• Aim: Leaving out the pictures, transcribe all of the records faithfully.

• Supplied entries:
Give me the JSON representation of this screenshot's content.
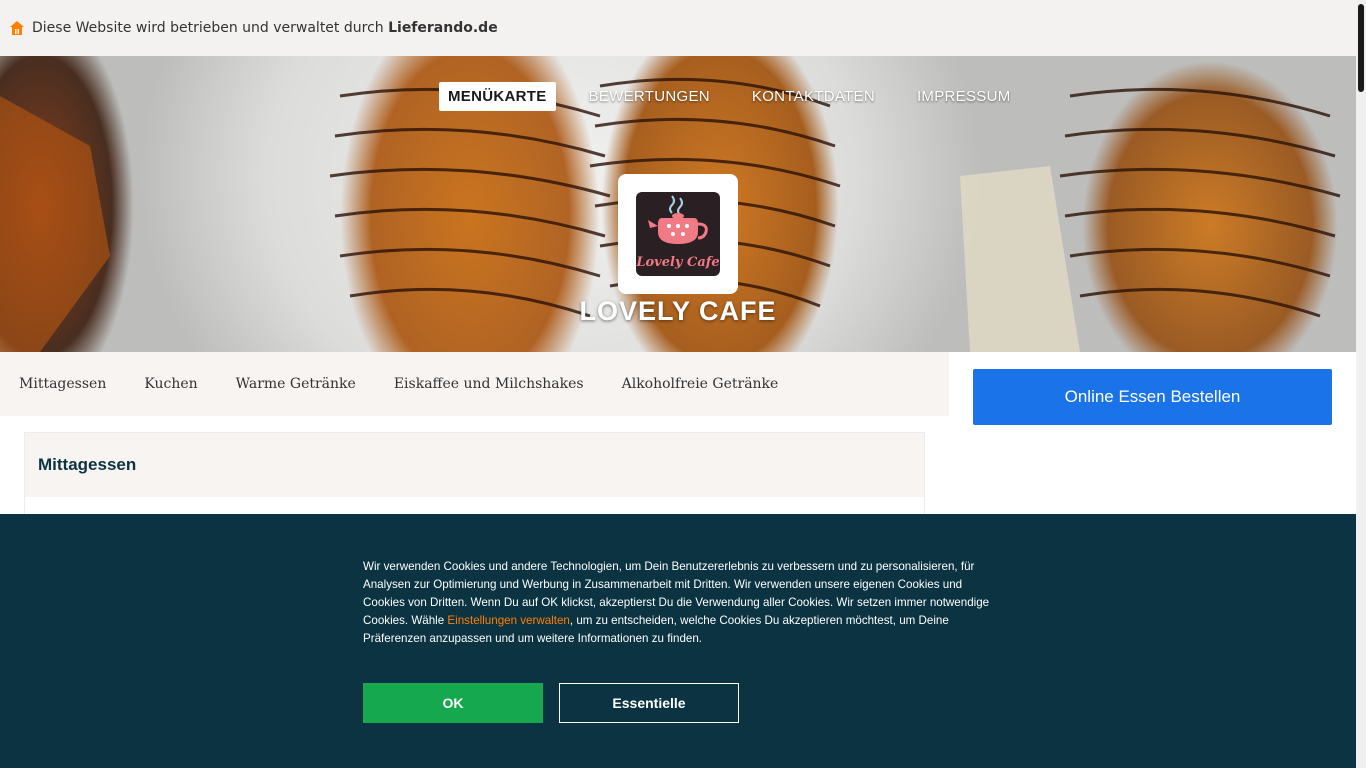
{
  "notice": {
    "prefix": "Diese Website wird betrieben und verwaltet durch ",
    "brand": "Lieferando.de",
    "icon": "house-icon"
  },
  "hero": {
    "nav": [
      {
        "label": "MENÜKARTE",
        "active": true
      },
      {
        "label": "BEWERTUNGEN",
        "active": false
      },
      {
        "label": "KONTAKTDATEN",
        "active": false
      },
      {
        "label": "IMPRESSUM",
        "active": false
      }
    ],
    "logo_word": "Lovely Cafe",
    "name": "LOVELY CAFE"
  },
  "categories": [
    "Mittagessen",
    "Kuchen",
    "Warme Getränke",
    "Eiskaffee und Milchshakes",
    "Alkoholfreie Getränke"
  ],
  "order_button": "Online Essen Bestellen",
  "section": {
    "title": "Mittagessen"
  },
  "cookie": {
    "text_before": "Wir verwenden Cookies und andere Technologien, um Dein Benutzererlebnis zu verbessern und zu personalisieren, für Analysen zur Optimierung und Werbung in Zusammenarbeit mit Dritten. Wir verwenden unsere eigenen Cookies und Cookies von Dritten. Wenn Du auf OK klickst, akzeptierst Du die Verwendung aller Cookies. Wir setzen immer notwendige Cookies. Wähle ",
    "link": "Einstellungen verwalten",
    "text_after": ", um zu entscheiden, welche Cookies Du akzeptieren möchtest, um Deine Präferenzen anzupassen und um weitere Informationen zu finden.",
    "ok": "OK",
    "essential": "Essentielle"
  },
  "colors": {
    "accent": "#ff8000",
    "order_blue": "#1a73e8",
    "ok_green": "#16a84e",
    "banner": "#0b3341"
  }
}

• Answer to this exercise:
Give me the JSON representation of this screenshot's content.
{
  "notice": {
    "prefix": "Diese Website wird betrieben und verwaltet durch ",
    "brand": "Lieferando.de",
    "icon": "house-icon"
  },
  "hero": {
    "nav": [
      {
        "label": "MENÜKARTE",
        "active": true
      },
      {
        "label": "BEWERTUNGEN",
        "active": false
      },
      {
        "label": "KONTAKTDATEN",
        "active": false
      },
      {
        "label": "IMPRESSUM",
        "active": false
      }
    ],
    "logo_word": "Lovely Cafe",
    "name": "LOVELY CAFE"
  },
  "categories": [
    "Mittagessen",
    "Kuchen",
    "Warme Getränke",
    "Eiskaffee und Milchshakes",
    "Alkoholfreie Getränke"
  ],
  "order_button": "Online Essen Bestellen",
  "section": {
    "title": "Mittagessen"
  },
  "cookie": {
    "text_before": "Wir verwenden Cookies und andere Technologien, um Dein Benutzererlebnis zu verbessern und zu personalisieren, für Analysen zur Optimierung und Werbung in Zusammenarbeit mit Dritten. Wir verwenden unsere eigenen Cookies und Cookies von Dritten. Wenn Du auf OK klickst, akzeptierst Du die Verwendung aller Cookies. Wir setzen immer notwendige Cookies. Wähle ",
    "link": "Einstellungen verwalten",
    "text_after": ", um zu entscheiden, welche Cookies Du akzeptieren möchtest, um Deine Präferenzen anzupassen und um weitere Informationen zu finden.",
    "ok": "OK",
    "essential": "Essentielle"
  },
  "colors": {
    "accent": "#ff8000",
    "order_blue": "#1a73e8",
    "ok_green": "#16a84e",
    "banner": "#0b3341"
  }
}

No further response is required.